» What you have to do: Format the entries from the first line up to and including the line containing "reset-description-text: In the" as a Markdown table, leaving out blank lines. Use two columns: Row, holding a row number, and Line, holding the line.

Element-and-box listings:
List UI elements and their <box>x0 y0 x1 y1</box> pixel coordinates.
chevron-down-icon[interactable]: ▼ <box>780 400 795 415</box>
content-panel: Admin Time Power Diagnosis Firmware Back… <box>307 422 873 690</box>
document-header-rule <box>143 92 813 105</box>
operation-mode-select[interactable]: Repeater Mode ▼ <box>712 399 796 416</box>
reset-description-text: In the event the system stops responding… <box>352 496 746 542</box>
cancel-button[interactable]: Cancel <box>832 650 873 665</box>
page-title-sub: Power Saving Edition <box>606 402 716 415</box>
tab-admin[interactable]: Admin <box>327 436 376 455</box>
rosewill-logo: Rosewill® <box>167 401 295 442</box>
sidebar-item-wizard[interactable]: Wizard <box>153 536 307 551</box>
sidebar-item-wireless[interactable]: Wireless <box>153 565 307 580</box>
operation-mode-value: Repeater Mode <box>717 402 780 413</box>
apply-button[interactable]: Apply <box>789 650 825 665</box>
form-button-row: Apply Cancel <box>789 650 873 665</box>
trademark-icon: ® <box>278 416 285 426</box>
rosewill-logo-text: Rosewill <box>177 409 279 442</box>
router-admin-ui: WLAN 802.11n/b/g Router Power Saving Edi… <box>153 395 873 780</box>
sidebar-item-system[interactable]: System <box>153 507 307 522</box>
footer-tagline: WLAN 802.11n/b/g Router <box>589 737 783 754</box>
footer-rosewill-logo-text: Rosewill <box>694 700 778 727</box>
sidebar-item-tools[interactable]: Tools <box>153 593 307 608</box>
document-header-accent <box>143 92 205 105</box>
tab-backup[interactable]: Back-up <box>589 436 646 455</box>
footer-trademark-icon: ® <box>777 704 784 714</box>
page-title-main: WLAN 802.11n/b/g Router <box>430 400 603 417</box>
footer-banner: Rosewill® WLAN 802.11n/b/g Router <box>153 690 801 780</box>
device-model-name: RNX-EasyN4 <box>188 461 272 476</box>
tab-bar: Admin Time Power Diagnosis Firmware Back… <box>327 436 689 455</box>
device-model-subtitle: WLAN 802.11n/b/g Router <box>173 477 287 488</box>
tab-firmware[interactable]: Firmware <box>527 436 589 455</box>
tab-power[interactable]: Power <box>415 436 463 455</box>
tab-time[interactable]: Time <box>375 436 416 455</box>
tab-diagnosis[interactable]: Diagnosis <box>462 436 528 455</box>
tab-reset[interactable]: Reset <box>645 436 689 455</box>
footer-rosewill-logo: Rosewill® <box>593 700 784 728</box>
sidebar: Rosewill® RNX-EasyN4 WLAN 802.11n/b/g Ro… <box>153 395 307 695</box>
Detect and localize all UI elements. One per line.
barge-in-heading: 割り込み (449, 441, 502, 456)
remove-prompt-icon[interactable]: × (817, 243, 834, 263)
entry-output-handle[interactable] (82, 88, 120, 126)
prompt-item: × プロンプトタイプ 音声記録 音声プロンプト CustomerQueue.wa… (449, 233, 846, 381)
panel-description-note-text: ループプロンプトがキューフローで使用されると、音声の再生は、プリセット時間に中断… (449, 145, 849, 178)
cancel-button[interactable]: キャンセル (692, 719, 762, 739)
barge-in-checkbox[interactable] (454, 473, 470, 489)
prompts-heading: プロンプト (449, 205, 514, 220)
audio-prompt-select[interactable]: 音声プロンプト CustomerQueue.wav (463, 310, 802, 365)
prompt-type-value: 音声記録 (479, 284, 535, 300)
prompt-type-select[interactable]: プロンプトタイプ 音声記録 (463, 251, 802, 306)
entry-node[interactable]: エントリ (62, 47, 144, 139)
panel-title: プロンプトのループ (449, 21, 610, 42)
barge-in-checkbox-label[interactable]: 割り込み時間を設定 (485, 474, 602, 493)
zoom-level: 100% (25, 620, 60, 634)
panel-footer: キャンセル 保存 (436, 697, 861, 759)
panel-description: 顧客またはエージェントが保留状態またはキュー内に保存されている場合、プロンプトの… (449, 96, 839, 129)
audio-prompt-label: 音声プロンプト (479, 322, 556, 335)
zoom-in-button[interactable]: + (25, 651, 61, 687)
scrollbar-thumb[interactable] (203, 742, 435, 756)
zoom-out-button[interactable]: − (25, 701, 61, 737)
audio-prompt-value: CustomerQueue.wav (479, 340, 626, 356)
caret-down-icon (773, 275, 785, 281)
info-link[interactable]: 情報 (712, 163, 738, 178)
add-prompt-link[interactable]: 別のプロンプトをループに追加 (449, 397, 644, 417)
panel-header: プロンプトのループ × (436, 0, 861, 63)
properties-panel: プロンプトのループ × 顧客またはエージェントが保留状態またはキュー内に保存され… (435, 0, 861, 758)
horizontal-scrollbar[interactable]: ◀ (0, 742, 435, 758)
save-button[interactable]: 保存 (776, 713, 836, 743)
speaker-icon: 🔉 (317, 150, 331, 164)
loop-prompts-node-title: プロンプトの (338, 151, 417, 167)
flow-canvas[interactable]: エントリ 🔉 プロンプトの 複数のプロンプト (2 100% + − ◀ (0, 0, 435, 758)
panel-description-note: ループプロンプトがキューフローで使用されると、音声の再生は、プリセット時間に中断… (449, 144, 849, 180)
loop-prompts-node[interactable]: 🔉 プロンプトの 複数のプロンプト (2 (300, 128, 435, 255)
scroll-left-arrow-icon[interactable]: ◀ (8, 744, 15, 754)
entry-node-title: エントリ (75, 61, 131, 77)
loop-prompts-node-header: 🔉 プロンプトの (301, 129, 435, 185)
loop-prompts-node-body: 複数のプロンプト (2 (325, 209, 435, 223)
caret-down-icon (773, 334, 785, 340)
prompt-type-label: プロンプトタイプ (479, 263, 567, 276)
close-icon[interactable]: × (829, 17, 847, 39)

» The answer:
| Row | Line |
|---|---|
| 1 | List UI elements and their <box>x0 y0 x1 y1</box> pixel coordinates. |
| 2 | chevron-down-icon[interactable]: ▼ <box>780 400 795 415</box> |
| 3 | content-panel: Admin Time Power Diagnosis Firmware Back… <box>307 422 873 690</box> |
| 4 | document-header-rule <box>143 92 813 105</box> |
| 5 | operation-mode-select[interactable]: Repeater Mode ▼ <box>712 399 796 416</box> |
| 6 | reset-description-text: In the event the system stops responding… <box>352 496 746 542</box> |